== Material

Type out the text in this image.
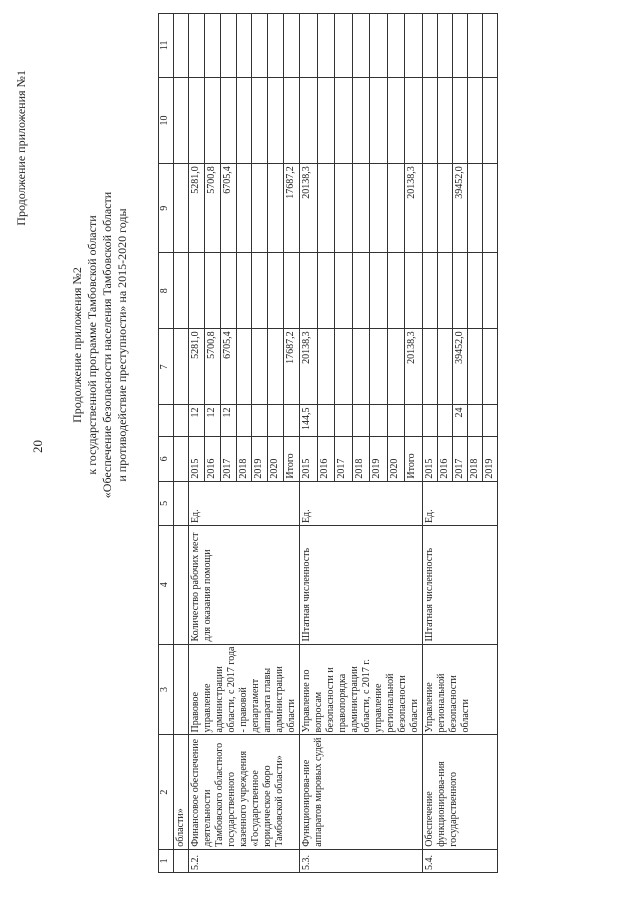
20
Продолжение приложения №1
Продолжение приложения №2 к государственной программе Тамбовской области «Обеспечение безопасности населения Тамбовской области и противодействие преступности» на 2015-2020 годы
1	2	3	4	5	6		7	8	9	10	11
	области»										
5.2.	Финансовое обеспечение деятельности Тамбовского областного государственного казенного учреждения «Государственное юридическое бюро Тамбовской области»	Правовое управление администрации области, с 2017 года - правовой департамент аппарата главы администрации области	Количество рабочих мест для оказания помощи	Ед.	2015	12	5281,0		5281,0		
					2016	12	5700,8		5700,8		
					2017	12	6705,4		6705,4		
					2018						
					2019						
					2020						
					Итого		17687,2		17687,2		
5.3.	Функционирова-ние аппаратов мировых судей	Управление по вопросам безопасности и правопорядка администрации области, с 2017 г. управление региональной безопасности области	Штатная численность	Ед.	2015	144,5	20138,3		20138,3		
					2016						
					2017						
					2018						
					2019						
					2020						
					Итого		20138,3		20138,3		
5.4.	Обеспечение функционирова-ния государственного	Управление региональной безопасности области	Штатная численность	Ед.	2015						
					2016						
					2017	24	39452,0		39452,0		
					2018						
					2019						
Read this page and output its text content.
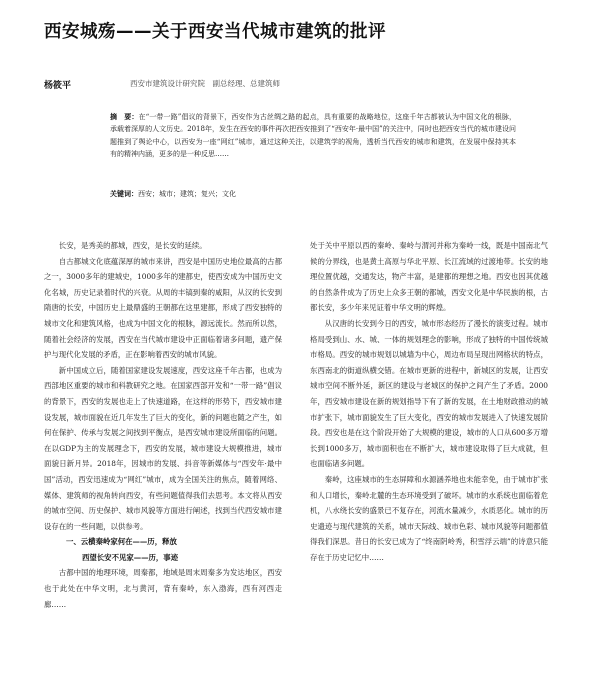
西安城殇——关于西安当代城市建筑的批评
杨筱平	西安市建筑设计研究院　副总经理、总建筑师
摘　要：在“一带一路”倡议的背景下，西安作为古丝绸之路的起点，具有重要的战略地位，这座千年古都被认为中国文化的根脉，承载着深厚的人文历史。2018年，发生在西安的事件再次把西安推到了“西安年·最中国”的关注中，同时也把西安当代的城市建设问题推到了舆论中心，以西安为一座“网红”城市，通过这种关注，以建筑学的视角，透析当代西安的城市和建筑，在发展中保持其本有的精神内涵，更多的是一种反思……
关键词：西安；城市；建筑；复兴；文化

长安，是秀美的都城，西安，是长安的延续。

自古都城文化底蕴深厚的城市来讲，西安是中国历史地位最高的古都之一，3000多年的建城史，1000多年的建都史，使西安成为中国历史文化名城，历史记录着时代的兴衰。从周的丰镐到秦的咸阳，从汉的长安到隋唐的长安，中国历史上最鼎盛的王朝都在这里建都，形成了西安独特的城市文化和建筑风格，也成为中国文化的根脉，源远流长。然而所以然，随着社会经济的发展，西安在当代城市建设中正面临着诸多问题，遗产保护与现代化发展的矛盾，正在影响着西安的城市风貌。

新中国成立后，随着国家建设发展速度，西安这座千年古都，也成为西部地区重要的城市和科教研究之地。在国家西部开发和“一带一路”倡议的背景下，西安的发展也走上了快速道路，在这样的形势下，西安城市建设发展，城市面貌在近几年发生了巨大的变化，新的问题也随之产生，如何在保护、传承与发展之间找到平衡点，是西安城市建设所面临的问题。在以GDP为主的发展理念下，西安的发展，城市建设大规模推进，城市面貌日新月异。2018年，因城市的发展、抖音等新媒体与“西安年·最中国”活动，西安迅速成为“网红”城市，成为全国关注的焦点，随着网络、媒体、建筑师的视角转向西安，有些问题值得我们去思考。本文将从西安的城市空间、历史保护、城市风貌等方面进行阐述，找到当代西安城市建设存在的一些问题，以供参考。

一、云横秦岭家何在——历，释放
西望长安不见家——历，事迹

古都中国的地理环境，周秦都，地域是周末周秦多为发达地区，西安也于此处在中华文明，北与黄河，背有秦岭，东入渤海，西有河西走廊……

处于关中平原以西的秦岭、秦岭与渭河并称为秦岭一线，既是中国南北气候的分界线，也是黄土高原与华北平原、长江流域的过渡地带。长安的地理位置优越，交通发达，物产丰富，是建都的理想之地。西安也因其优越的自然条件成为了历史上众多王朝的都城，西安文化是中华民族的根，古都长安，多少年来见证着中华文明的辉煌。

从汉唐的长安到今日的西安，城市形态经历了漫长的演变过程。城市格局受到山、水、城、一体的规划理念的影响，形成了独特的中国传统城市格局。西安的城市规划以城墙为中心，周边布局呈现出网格状的特点，东西南北的街道纵横交错。在城市更新的进程中，新城区的发展，让西安城市空间不断外延，新区的建设与老城区的保护之间产生了矛盾。2000年，西安城市建设在新的规划指导下有了新的发展，在土地财政推动的城市扩张下，城市面貌发生了巨大变化，西安的城市发展进入了快速发展阶段。西安也是在这个阶段开始了大规模的建设，城市的人口从600多万增长到1000多万，城市面积也在不断扩大，城市建设取得了巨大成就，但也面临诸多问题。

秦岭，这座城市的生态屏障和水源涵养地也未能幸免，由于城市扩张和人口增长，秦岭北麓的生态环境受到了破坏。城市的水系统也面临着危机，八水绕长安的盛景已不复存在，河流水量减少，水质恶化。城市的历史遗迹与现代建筑的关系，城市天际线、城市色彩、城市风貌等问题都值得我们深思。昔日的长安已成为了“终南阴岭秀，积雪浮云端”的诗意只能存在于历史记忆中……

====

**What you are asked to do**
Output all of the records exactly as they appear above, but not the pictures.

**Answer to the task**
Type out the text in this image.
20
Продолжение приложения №1
Продолжение приложения №2 к государственной программе Тамбовской области «Обеспечение безопасности населения Тамбовской области и противодействие преступности» на 2015-2020 годы
1	2	3	4	5	6		7	8	9	10	11
	области»										
5.2.	Финансовое обеспечение деятельности Тамбовского областного государственного казенного учреждения «Государственное юридическое бюро Тамбовской области»	Правовое управление администрации области, с 2017 года - правовой департамент аппарата главы администрации области	Количество рабочих мест для оказания помощи	Ед.	2015	12	5281,0		5281,0		
					2016	12	5700,8		5700,8		
					2017	12	6705,4		6705,4		
					2018						
					2019						
					2020						
					Итого		17687,2		17687,2		
5.3.	Функционирова-ние аппаратов мировых судей	Управление по вопросам безопасности и правопорядка администрации области, с 2017 г. управление региональной безопасности области	Штатная численность	Ед.	2015	144,5	20138,3		20138,3		
					2016						
					2017						
					2018						
					2019						
					2020						
					Итого		20138,3		20138,3		
5.4.	Обеспечение функционирова-ния государственного	Управление региональной безопасности области	Штатная численность	Ед.	2015						
					2016						
					2017	24	39452,0		39452,0		
					2018						
					2019						
Read this page and output its text content.
西安城殇——关于西安当代城市建筑的批评
杨筱平	西安市建筑设计研究院　副总经理、总建筑师
摘　要：在“一带一路”倡议的背景下，西安作为古丝绸之路的起点，具有重要的战略地位，这座千年古都被认为中国文化的根脉，承载着深厚的人文历史。2018年，发生在西安的事件再次把西安推到了“西安年·最中国”的关注中，同时也把西安当代的城市建设问题推到了舆论中心，以西安为一座“网红”城市，通过这种关注，以建筑学的视角，透析当代西安的城市和建筑，在发展中保持其本有的精神内涵，更多的是一种反思……
关键词：西安；城市；建筑；复兴；文化

长安，是秀美的都城，西安，是长安的延续。

自古都城文化底蕴深厚的城市来讲，西安是中国历史地位最高的古都之一，3000多年的建城史，1000多年的建都史，使西安成为中国历史文化名城，历史记录着时代的兴衰。从周的丰镐到秦的咸阳，从汉的长安到隋唐的长安，中国历史上最鼎盛的王朝都在这里建都，形成了西安独特的城市文化和建筑风格，也成为中国文化的根脉，源远流长。然而所以然，随着社会经济的发展，西安在当代城市建设中正面临着诸多问题，遗产保护与现代化发展的矛盾，正在影响着西安的城市风貌。

新中国成立后，随着国家建设发展速度，西安这座千年古都，也成为西部地区重要的城市和科教研究之地。在国家西部开发和“一带一路”倡议的背景下，西安的发展也走上了快速道路，在这样的形势下，西安城市建设发展，城市面貌在近几年发生了巨大的变化，新的问题也随之产生，如何在保护、传承与发展之间找到平衡点，是西安城市建设所面临的问题。在以GDP为主的发展理念下，西安的发展，城市建设大规模推进，城市面貌日新月异。2018年，因城市的发展、抖音等新媒体与“西安年·最中国”活动，西安迅速成为“网红”城市，成为全国关注的焦点，随着网络、媒体、建筑师的视角转向西安，有些问题值得我们去思考。本文将从西安的城市空间、历史保护、城市风貌等方面进行阐述，找到当代西安城市建设存在的一些问题，以供参考。

一、云横秦岭家何在——历，释放
西望长安不见家——历，事迹

古都中国的地理环境，周秦都，地域是周末周秦多为发达地区，西安也于此处在中华文明，北与黄河，背有秦岭，东入渤海，西有河西走廊……

处于关中平原以西的秦岭、秦岭与渭河并称为秦岭一线，既是中国南北气候的分界线，也是黄土高原与华北平原、长江流域的过渡地带。长安的地理位置优越，交通发达，物产丰富，是建都的理想之地。西安也因其优越的自然条件成为了历史上众多王朝的都城，西安文化是中华民族的根，古都长安，多少年来见证着中华文明的辉煌。

从汉唐的长安到今日的西安，城市形态经历了漫长的演变过程。城市格局受到山、水、城、一体的规划理念的影响，形成了独特的中国传统城市格局。西安的城市规划以城墙为中心，周边布局呈现出网格状的特点，东西南北的街道纵横交错。在城市更新的进程中，新城区的发展，让西安城市空间不断外延，新区的建设与老城区的保护之间产生了矛盾。2000年，西安城市建设在新的规划指导下有了新的发展，在土地财政推动的城市扩张下，城市面貌发生了巨大变化，西安的城市发展进入了快速发展阶段。西安也是在这个阶段开始了大规模的建设，城市的人口从600多万增长到1000多万，城市面积也在不断扩大，城市建设取得了巨大成就，但也面临诸多问题。

秦岭，这座城市的生态屏障和水源涵养地也未能幸免，由于城市扩张和人口增长，秦岭北麓的生态环境受到了破坏。城市的水系统也面临着危机，八水绕长安的盛景已不复存在，河流水量减少，水质恶化。城市的历史遗迹与现代建筑的关系，城市天际线、城市色彩、城市风貌等问题都值得我们深思。昔日的长安已成为了“终南阴岭秀，积雪浮云端”的诗意只能存在于历史记忆中……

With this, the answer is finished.